§ **Information provided**
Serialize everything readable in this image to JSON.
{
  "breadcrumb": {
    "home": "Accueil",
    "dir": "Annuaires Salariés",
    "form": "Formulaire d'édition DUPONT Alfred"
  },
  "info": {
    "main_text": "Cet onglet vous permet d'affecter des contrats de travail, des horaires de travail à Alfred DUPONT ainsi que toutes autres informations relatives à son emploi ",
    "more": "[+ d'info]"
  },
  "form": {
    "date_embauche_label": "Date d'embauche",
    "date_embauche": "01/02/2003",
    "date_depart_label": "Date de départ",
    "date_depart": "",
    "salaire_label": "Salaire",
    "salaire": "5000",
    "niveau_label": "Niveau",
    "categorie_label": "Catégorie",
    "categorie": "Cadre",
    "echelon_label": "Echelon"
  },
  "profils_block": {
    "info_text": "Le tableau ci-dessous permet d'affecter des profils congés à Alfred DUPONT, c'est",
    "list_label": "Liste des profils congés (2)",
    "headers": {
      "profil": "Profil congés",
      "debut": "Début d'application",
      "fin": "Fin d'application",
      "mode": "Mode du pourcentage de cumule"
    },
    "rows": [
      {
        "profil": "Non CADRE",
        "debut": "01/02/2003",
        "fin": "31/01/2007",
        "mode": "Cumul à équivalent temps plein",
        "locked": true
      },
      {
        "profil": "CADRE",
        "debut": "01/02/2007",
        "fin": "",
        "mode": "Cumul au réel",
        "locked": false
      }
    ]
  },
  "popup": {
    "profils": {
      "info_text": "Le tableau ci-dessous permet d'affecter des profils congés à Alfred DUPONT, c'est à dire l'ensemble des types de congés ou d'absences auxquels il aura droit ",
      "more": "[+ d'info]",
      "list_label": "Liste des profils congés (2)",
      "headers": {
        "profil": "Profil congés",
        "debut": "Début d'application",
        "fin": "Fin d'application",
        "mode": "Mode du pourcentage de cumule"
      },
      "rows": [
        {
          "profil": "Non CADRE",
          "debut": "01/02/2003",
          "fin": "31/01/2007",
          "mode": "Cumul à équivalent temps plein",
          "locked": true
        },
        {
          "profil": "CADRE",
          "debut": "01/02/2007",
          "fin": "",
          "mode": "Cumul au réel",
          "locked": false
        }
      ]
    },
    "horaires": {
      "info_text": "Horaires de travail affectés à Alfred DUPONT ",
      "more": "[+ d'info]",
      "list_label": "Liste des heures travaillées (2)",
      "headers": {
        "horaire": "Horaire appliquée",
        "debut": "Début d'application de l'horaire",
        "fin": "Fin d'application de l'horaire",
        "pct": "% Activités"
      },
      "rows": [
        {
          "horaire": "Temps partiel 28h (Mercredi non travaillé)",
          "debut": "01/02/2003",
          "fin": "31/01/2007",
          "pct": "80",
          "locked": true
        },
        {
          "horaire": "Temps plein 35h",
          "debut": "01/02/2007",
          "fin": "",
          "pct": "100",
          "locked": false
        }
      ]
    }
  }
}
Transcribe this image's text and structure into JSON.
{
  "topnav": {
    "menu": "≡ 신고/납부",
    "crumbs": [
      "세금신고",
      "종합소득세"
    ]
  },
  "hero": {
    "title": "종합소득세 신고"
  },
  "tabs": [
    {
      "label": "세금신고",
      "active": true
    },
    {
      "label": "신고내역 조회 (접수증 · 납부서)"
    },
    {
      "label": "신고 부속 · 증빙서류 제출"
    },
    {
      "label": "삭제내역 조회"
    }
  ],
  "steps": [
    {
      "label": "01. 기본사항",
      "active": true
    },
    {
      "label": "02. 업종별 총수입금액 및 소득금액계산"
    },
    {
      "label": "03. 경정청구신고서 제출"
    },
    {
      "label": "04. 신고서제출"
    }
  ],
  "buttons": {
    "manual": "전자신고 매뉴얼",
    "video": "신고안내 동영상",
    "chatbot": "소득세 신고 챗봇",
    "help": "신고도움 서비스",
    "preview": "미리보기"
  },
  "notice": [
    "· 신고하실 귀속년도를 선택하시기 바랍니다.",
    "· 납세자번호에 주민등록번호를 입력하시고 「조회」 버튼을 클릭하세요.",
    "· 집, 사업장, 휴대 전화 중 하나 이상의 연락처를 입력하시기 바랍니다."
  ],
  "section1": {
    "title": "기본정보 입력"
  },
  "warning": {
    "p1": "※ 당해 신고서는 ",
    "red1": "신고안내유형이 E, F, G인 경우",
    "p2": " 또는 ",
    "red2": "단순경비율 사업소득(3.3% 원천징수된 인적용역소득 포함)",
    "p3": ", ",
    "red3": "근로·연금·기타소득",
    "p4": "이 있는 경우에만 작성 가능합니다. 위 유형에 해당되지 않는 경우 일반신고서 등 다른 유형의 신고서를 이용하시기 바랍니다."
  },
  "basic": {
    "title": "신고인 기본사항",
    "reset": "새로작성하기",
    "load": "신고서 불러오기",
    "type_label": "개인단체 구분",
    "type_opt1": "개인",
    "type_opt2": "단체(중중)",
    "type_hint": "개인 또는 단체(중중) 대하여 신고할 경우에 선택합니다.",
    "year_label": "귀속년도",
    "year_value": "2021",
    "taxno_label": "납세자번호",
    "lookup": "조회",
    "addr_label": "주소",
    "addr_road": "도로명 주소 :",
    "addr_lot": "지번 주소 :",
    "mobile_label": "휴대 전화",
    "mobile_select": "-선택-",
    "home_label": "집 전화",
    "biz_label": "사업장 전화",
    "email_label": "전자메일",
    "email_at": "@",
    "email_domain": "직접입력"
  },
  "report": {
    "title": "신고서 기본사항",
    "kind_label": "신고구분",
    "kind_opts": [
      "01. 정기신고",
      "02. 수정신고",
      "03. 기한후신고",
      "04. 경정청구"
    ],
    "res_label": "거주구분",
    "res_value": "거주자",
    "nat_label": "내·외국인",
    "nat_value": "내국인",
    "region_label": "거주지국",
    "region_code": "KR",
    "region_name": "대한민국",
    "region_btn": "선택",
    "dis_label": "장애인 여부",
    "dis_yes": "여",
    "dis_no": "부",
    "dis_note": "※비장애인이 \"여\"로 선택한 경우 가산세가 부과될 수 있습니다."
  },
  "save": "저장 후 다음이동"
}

§ **Goal**
Your task is to gather all lines from the entries above that hold the word "this".

§ **Finished exercise**
Serialize everything readable in this image to JSON.
Transcribe this image's text and structure into JSON.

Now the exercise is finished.